▶ _Description of the task_:
Please tally the lines in the records that include the word "ATPsyn" and answer with the bare number.

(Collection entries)
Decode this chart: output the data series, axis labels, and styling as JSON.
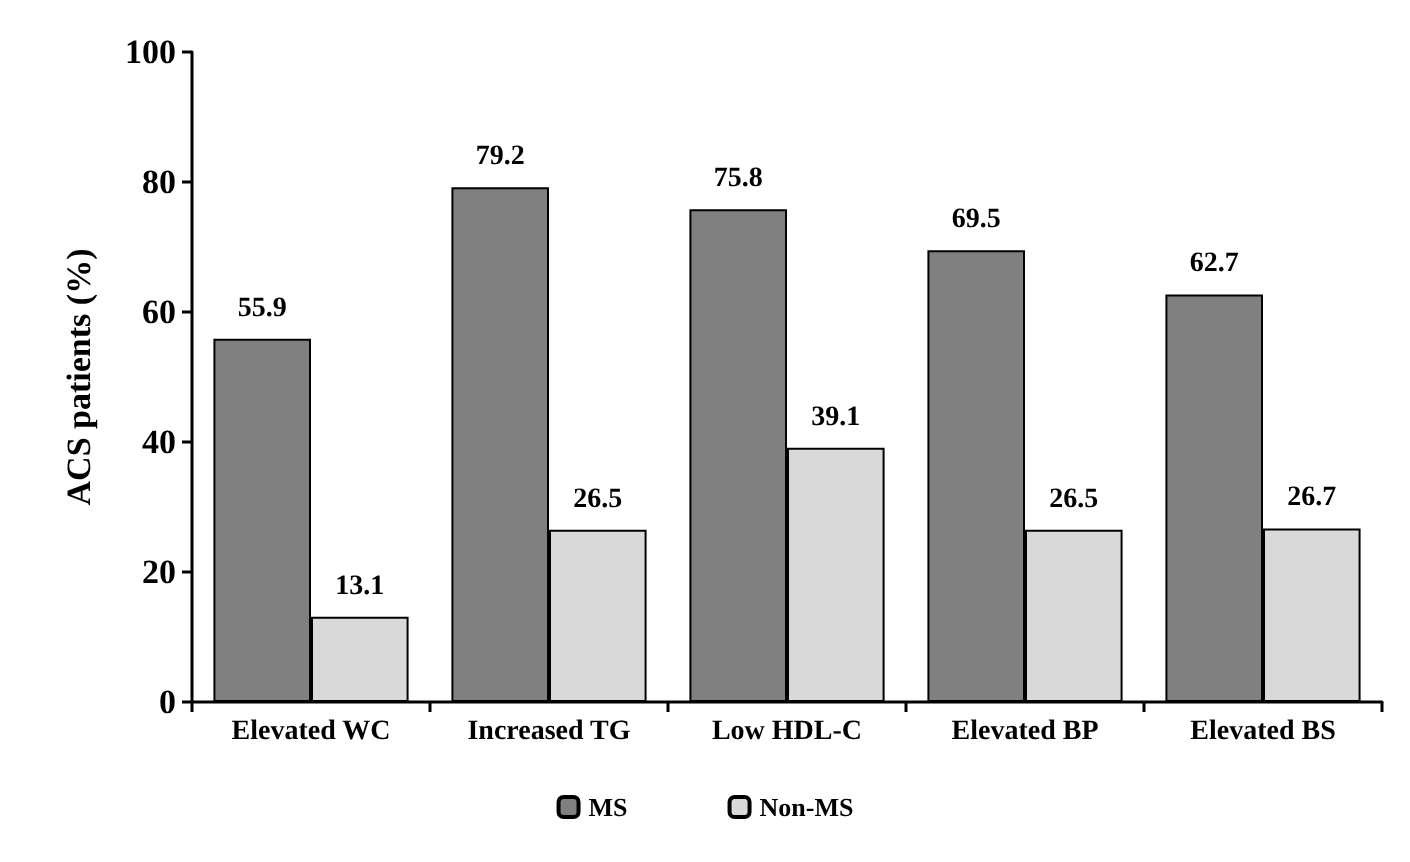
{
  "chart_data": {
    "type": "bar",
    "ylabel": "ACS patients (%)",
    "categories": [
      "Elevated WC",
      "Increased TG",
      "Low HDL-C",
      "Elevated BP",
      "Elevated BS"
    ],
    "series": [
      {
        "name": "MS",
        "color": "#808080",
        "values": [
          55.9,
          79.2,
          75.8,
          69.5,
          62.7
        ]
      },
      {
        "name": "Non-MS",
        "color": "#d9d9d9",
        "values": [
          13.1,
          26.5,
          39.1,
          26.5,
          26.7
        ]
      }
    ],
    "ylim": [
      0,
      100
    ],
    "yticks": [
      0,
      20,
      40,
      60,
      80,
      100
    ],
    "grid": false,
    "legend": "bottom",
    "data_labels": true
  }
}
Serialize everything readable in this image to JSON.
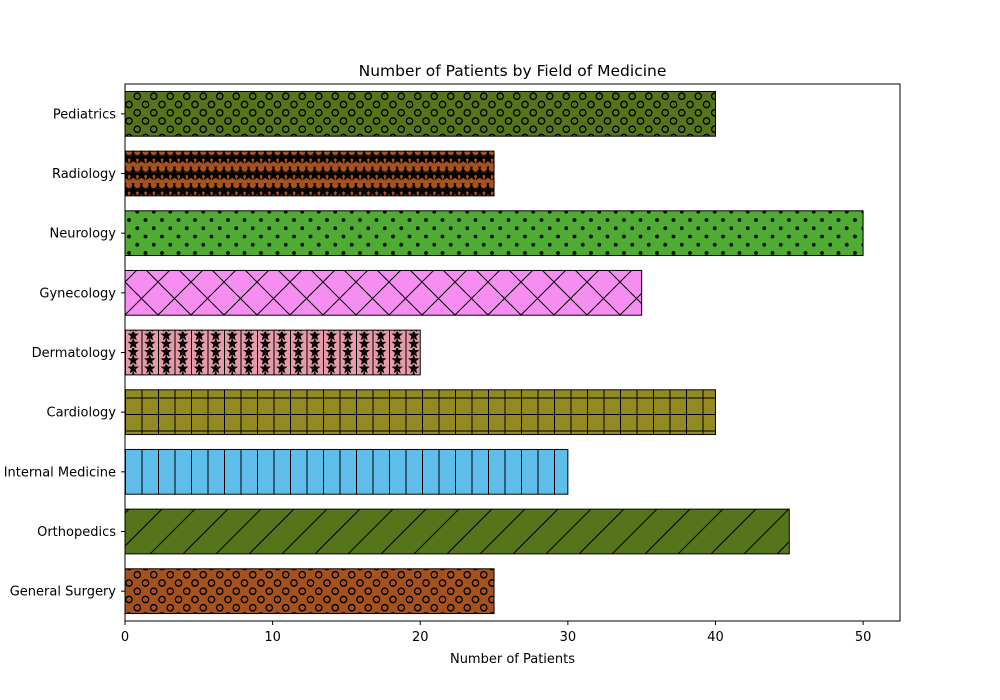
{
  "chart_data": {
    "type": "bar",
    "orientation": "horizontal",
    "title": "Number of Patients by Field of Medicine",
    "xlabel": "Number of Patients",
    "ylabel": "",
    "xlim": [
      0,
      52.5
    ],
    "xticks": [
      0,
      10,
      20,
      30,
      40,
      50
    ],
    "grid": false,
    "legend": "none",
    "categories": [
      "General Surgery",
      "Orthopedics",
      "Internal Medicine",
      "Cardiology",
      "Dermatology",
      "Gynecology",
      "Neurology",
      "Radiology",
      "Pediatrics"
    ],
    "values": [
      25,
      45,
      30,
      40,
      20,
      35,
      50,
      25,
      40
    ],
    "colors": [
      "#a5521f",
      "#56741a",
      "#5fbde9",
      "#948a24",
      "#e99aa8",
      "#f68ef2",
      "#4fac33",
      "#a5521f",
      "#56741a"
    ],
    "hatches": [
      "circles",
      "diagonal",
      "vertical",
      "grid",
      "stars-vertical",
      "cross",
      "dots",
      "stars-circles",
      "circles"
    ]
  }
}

* * *

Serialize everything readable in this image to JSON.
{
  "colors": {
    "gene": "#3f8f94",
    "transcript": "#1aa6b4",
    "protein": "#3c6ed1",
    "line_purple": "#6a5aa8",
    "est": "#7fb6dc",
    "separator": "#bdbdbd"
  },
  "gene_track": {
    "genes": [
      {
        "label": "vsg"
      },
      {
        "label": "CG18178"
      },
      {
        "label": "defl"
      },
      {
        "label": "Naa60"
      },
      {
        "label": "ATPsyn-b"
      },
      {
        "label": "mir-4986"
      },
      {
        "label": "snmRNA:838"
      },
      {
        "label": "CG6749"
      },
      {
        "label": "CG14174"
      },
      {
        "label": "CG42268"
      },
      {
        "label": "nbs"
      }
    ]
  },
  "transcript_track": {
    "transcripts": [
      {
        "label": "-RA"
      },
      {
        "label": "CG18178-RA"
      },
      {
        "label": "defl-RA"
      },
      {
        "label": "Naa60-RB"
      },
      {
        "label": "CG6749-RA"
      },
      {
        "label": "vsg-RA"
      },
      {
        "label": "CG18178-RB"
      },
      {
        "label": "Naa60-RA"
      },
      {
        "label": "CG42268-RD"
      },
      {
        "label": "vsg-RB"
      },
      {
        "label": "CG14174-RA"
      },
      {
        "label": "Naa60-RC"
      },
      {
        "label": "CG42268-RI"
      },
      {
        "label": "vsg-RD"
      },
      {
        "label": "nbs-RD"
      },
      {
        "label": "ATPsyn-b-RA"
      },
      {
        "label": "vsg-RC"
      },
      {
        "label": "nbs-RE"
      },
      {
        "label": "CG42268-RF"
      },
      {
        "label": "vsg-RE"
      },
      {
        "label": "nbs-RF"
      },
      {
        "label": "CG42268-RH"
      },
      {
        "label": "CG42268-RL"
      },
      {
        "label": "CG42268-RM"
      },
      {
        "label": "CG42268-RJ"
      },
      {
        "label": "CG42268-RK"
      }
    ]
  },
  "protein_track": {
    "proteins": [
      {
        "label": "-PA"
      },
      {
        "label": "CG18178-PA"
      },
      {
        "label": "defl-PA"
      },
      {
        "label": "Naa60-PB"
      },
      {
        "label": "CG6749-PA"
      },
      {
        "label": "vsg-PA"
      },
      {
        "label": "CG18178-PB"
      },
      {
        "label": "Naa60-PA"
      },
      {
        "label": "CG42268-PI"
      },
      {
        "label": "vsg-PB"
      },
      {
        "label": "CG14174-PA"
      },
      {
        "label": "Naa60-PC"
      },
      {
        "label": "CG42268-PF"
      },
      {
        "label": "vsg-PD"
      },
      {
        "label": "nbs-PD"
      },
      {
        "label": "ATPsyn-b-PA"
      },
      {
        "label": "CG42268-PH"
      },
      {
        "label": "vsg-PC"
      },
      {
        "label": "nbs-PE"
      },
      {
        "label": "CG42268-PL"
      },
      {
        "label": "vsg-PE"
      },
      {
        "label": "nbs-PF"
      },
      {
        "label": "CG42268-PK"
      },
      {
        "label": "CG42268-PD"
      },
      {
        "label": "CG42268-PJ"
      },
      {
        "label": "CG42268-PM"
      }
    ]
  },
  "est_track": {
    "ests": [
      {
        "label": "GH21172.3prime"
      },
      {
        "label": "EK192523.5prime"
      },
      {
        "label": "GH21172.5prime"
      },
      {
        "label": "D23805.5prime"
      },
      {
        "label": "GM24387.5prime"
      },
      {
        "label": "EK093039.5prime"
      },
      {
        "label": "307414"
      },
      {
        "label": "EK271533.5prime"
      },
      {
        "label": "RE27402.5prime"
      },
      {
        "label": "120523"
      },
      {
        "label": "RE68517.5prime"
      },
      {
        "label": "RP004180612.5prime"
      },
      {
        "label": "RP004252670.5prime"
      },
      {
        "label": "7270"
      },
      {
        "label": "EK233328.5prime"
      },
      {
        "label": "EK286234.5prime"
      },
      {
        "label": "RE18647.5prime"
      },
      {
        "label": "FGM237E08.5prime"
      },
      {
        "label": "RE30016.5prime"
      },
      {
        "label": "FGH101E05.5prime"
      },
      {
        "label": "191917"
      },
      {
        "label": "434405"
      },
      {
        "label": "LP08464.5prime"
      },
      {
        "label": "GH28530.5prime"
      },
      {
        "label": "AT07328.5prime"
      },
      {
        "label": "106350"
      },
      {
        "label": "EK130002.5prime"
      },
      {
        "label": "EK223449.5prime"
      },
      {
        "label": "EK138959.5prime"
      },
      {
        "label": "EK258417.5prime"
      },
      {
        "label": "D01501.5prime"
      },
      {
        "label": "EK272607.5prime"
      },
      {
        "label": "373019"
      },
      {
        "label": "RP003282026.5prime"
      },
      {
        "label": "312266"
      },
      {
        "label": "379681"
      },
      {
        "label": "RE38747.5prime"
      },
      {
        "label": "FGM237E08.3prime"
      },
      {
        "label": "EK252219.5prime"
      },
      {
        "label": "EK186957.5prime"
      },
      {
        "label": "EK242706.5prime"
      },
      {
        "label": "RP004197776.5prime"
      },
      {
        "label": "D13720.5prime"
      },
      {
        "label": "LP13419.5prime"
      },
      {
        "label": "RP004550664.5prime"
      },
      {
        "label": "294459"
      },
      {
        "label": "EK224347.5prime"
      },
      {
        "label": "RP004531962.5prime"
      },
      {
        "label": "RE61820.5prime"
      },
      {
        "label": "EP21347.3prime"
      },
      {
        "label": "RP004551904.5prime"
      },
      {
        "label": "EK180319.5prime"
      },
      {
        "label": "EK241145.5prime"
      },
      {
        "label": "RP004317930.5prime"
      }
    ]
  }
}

▶ _Final answer_:
3